━━━━━ Raw data ━━━━━

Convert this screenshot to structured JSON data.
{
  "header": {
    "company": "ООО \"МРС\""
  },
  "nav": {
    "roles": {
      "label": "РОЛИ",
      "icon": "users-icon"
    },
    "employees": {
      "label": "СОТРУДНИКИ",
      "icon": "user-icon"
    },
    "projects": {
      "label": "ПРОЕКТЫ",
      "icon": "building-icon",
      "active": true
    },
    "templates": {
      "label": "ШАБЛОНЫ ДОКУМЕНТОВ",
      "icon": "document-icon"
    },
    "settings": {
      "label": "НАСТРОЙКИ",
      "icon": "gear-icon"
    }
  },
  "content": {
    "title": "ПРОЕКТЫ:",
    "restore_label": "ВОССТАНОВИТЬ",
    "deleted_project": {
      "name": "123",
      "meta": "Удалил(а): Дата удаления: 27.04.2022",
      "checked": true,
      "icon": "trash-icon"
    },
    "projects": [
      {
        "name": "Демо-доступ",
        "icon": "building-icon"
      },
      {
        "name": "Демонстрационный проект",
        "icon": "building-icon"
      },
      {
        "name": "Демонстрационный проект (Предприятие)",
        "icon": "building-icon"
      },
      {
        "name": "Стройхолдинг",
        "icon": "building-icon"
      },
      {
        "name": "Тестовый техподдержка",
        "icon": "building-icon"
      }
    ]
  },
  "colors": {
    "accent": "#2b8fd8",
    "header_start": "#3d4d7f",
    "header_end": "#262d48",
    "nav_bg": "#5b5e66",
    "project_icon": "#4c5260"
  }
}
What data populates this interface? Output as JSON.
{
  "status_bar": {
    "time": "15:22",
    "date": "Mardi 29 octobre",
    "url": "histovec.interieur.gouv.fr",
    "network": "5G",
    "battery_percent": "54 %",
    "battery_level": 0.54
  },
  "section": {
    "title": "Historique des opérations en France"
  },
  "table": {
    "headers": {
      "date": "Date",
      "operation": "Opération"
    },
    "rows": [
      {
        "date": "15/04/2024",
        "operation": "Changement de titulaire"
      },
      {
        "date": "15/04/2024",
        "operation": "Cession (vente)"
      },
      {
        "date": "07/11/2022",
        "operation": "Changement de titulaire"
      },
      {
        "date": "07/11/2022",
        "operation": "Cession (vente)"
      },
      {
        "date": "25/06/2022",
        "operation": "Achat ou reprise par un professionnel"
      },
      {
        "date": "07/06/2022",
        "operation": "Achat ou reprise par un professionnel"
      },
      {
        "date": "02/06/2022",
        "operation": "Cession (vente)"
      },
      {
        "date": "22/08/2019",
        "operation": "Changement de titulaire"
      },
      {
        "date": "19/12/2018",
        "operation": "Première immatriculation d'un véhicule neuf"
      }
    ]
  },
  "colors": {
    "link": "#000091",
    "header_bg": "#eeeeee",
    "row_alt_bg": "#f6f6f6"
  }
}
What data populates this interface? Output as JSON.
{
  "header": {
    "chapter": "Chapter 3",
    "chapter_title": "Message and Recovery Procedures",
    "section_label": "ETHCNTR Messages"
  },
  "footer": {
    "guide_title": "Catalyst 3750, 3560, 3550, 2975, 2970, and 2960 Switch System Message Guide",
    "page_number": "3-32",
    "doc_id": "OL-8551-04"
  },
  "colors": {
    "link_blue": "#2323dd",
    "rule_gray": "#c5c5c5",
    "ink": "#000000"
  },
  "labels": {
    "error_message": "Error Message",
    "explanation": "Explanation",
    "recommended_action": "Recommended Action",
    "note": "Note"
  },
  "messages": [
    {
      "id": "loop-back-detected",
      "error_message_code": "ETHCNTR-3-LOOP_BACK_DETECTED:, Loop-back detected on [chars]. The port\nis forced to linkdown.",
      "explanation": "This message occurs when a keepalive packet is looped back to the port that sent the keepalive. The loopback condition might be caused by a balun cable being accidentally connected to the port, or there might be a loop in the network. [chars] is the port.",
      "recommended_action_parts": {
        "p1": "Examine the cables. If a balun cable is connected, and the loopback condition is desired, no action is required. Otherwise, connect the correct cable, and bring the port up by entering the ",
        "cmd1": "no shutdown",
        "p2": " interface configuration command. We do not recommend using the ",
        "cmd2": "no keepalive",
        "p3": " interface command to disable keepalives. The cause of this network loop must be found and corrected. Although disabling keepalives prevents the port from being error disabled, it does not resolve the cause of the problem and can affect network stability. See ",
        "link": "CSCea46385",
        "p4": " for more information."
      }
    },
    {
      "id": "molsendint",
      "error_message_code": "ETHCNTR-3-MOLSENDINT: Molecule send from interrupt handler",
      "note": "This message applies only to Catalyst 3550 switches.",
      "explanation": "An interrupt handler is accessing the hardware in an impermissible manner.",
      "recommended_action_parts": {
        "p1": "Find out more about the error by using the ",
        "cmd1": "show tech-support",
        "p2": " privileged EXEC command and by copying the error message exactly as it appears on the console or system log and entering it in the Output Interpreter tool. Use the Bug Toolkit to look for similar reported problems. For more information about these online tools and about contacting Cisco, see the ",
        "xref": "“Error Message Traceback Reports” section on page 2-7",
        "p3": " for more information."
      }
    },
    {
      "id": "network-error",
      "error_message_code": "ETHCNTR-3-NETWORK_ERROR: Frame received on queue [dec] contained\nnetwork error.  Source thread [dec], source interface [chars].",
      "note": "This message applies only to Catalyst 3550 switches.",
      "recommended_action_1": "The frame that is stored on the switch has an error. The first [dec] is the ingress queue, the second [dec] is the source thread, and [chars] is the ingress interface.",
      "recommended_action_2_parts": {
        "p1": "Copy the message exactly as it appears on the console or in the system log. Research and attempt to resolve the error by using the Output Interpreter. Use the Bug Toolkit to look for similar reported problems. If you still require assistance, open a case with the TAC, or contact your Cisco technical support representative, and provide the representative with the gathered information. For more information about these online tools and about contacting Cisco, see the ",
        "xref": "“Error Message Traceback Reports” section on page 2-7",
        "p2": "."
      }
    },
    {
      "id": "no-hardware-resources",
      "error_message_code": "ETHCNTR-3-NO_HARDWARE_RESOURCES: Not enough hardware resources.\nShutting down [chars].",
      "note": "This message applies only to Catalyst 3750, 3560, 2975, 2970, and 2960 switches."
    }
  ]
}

━━━━━

Give the listing above again, word for word.

Convert this screenshot to structured JSON data.
{
  "header": {
    "company": "ООО \"МРС\""
  },
  "nav": {
    "roles": {
      "label": "РОЛИ",
      "icon": "users-icon"
    },
    "employees": {
      "label": "СОТРУДНИКИ",
      "icon": "user-icon"
    },
    "projects": {
      "label": "ПРОЕКТЫ",
      "icon": "building-icon",
      "active": true
    },
    "templates": {
      "label": "ШАБЛОНЫ ДОКУМЕНТОВ",
      "icon": "document-icon"
    },
    "settings": {
      "label": "НАСТРОЙКИ",
      "icon": "gear-icon"
    }
  },
  "content": {
    "title": "ПРОЕКТЫ:",
    "restore_label": "ВОССТАНОВИТЬ",
    "deleted_project": {
      "name": "123",
      "meta": "Удалил(а): Дата удаления: 27.04.2022",
      "checked": true,
      "icon": "trash-icon"
    },
    "projects": [
      {
        "name": "Демо-доступ",
        "icon": "building-icon"
      },
      {
        "name": "Демонстрационный проект",
        "icon": "building-icon"
      },
      {
        "name": "Демонстрационный проект (Предприятие)",
        "icon": "building-icon"
      },
      {
        "name": "Стройхолдинг",
        "icon": "building-icon"
      },
      {
        "name": "Тестовый техподдержка",
        "icon": "building-icon"
      }
    ]
  },
  "colors": {
    "accent": "#2b8fd8",
    "header_start": "#3d4d7f",
    "header_end": "#262d48",
    "nav_bg": "#5b5e66",
    "project_icon": "#4c5260"
  }
}
What data populates this interface? Output as JSON.
{
  "status_bar": {
    "time": "15:22",
    "date": "Mardi 29 octobre",
    "url": "histovec.interieur.gouv.fr",
    "network": "5G",
    "battery_percent": "54 %",
    "battery_level": 0.54
  },
  "section": {
    "title": "Historique des opérations en France"
  },
  "table": {
    "headers": {
      "date": "Date",
      "operation": "Opération"
    },
    "rows": [
      {
        "date": "15/04/2024",
        "operation": "Changement de titulaire"
      },
      {
        "date": "15/04/2024",
        "operation": "Cession (vente)"
      },
      {
        "date": "07/11/2022",
        "operation": "Changement de titulaire"
      },
      {
        "date": "07/11/2022",
        "operation": "Cession (vente)"
      },
      {
        "date": "25/06/2022",
        "operation": "Achat ou reprise par un professionnel"
      },
      {
        "date": "07/06/2022",
        "operation": "Achat ou reprise par un professionnel"
      },
      {
        "date": "02/06/2022",
        "operation": "Cession (vente)"
      },
      {
        "date": "22/08/2019",
        "operation": "Changement de titulaire"
      },
      {
        "date": "19/12/2018",
        "operation": "Première immatriculation d'un véhicule neuf"
      }
    ]
  },
  "colors": {
    "link": "#000091",
    "header_bg": "#eeeeee",
    "row_alt_bg": "#f6f6f6"
  }
}
What data populates this interface? Output as JSON.
{
  "header": {
    "chapter": "Chapter 3",
    "chapter_title": "Message and Recovery Procedures",
    "section_label": "ETHCNTR Messages"
  },
  "footer": {
    "guide_title": "Catalyst 3750, 3560, 3550, 2975, 2970, and 2960 Switch System Message Guide",
    "page_number": "3-32",
    "doc_id": "OL-8551-04"
  },
  "colors": {
    "link_blue": "#2323dd",
    "rule_gray": "#c5c5c5",
    "ink": "#000000"
  },
  "labels": {
    "error_message": "Error Message",
    "explanation": "Explanation",
    "recommended_action": "Recommended Action",
    "note": "Note"
  },
  "messages": [
    {
      "id": "loop-back-detected",
      "error_message_code": "ETHCNTR-3-LOOP_BACK_DETECTED:, Loop-back detected on [chars]. The port\nis forced to linkdown.",
      "explanation": "This message occurs when a keepalive packet is looped back to the port that sent the keepalive. The loopback condition might be caused by a balun cable being accidentally connected to the port, or there might be a loop in the network. [chars] is the port.",
      "recommended_action_parts": {
        "p1": "Examine the cables. If a balun cable is connected, and the loopback condition is desired, no action is required. Otherwise, connect the correct cable, and bring the port up by entering the ",
        "cmd1": "no shutdown",
        "p2": " interface configuration command. We do not recommend using the ",
        "cmd2": "no keepalive",
        "p3": " interface command to disable keepalives. The cause of this network loop must be found and corrected. Although disabling keepalives prevents the port from being error disabled, it does not resolve the cause of the problem and can affect network stability. See ",
        "link": "CSCea46385",
        "p4": " for more information."
      }
    },
    {
      "id": "molsendint",
      "error_message_code": "ETHCNTR-3-MOLSENDINT: Molecule send from interrupt handler",
      "note": "This message applies only to Catalyst 3550 switches.",
      "explanation": "An interrupt handler is accessing the hardware in an impermissible manner.",
      "recommended_action_parts": {
        "p1": "Find out more about the error by using the ",
        "cmd1": "show tech-support",
        "p2": " privileged EXEC command and by copying the error message exactly as it appears on the console or system log and entering it in the Output Interpreter tool. Use the Bug Toolkit to look for similar reported problems. For more information about these online tools and about contacting Cisco, see the ",
        "xref": "“Error Message Traceback Reports” section on page 2-7",
        "p3": " for more information."
      }
    },
    {
      "id": "network-error",
      "error_message_code": "ETHCNTR-3-NETWORK_ERROR: Frame received on queue [dec] contained\nnetwork error.  Source thread [dec], source interface [chars].",
      "note": "This message applies only to Catalyst 3550 switches.",
      "recommended_action_1": "The frame that is stored on the switch has an error. The first [dec] is the ingress queue, the second [dec] is the source thread, and [chars] is the ingress interface.",
      "recommended_action_2_parts": {
        "p1": "Copy the message exactly as it appears on the console or in the system log. Research and attempt to resolve the error by using the Output Interpreter. Use the Bug Toolkit to look for similar reported problems. If you still require assistance, open a case with the TAC, or contact your Cisco technical support representative, and provide the representative with the gathered information. For more information about these online tools and about contacting Cisco, see the ",
        "xref": "“Error Message Traceback Reports” section on page 2-7",
        "p2": "."
      }
    },
    {
      "id": "no-hardware-resources",
      "error_message_code": "ETHCNTR-3-NO_HARDWARE_RESOURCES: Not enough hardware resources.\nShutting down [chars].",
      "note": "This message applies only to Catalyst 3750, 3560, 2975, 2970, and 2960 switches."
    }
  ]
}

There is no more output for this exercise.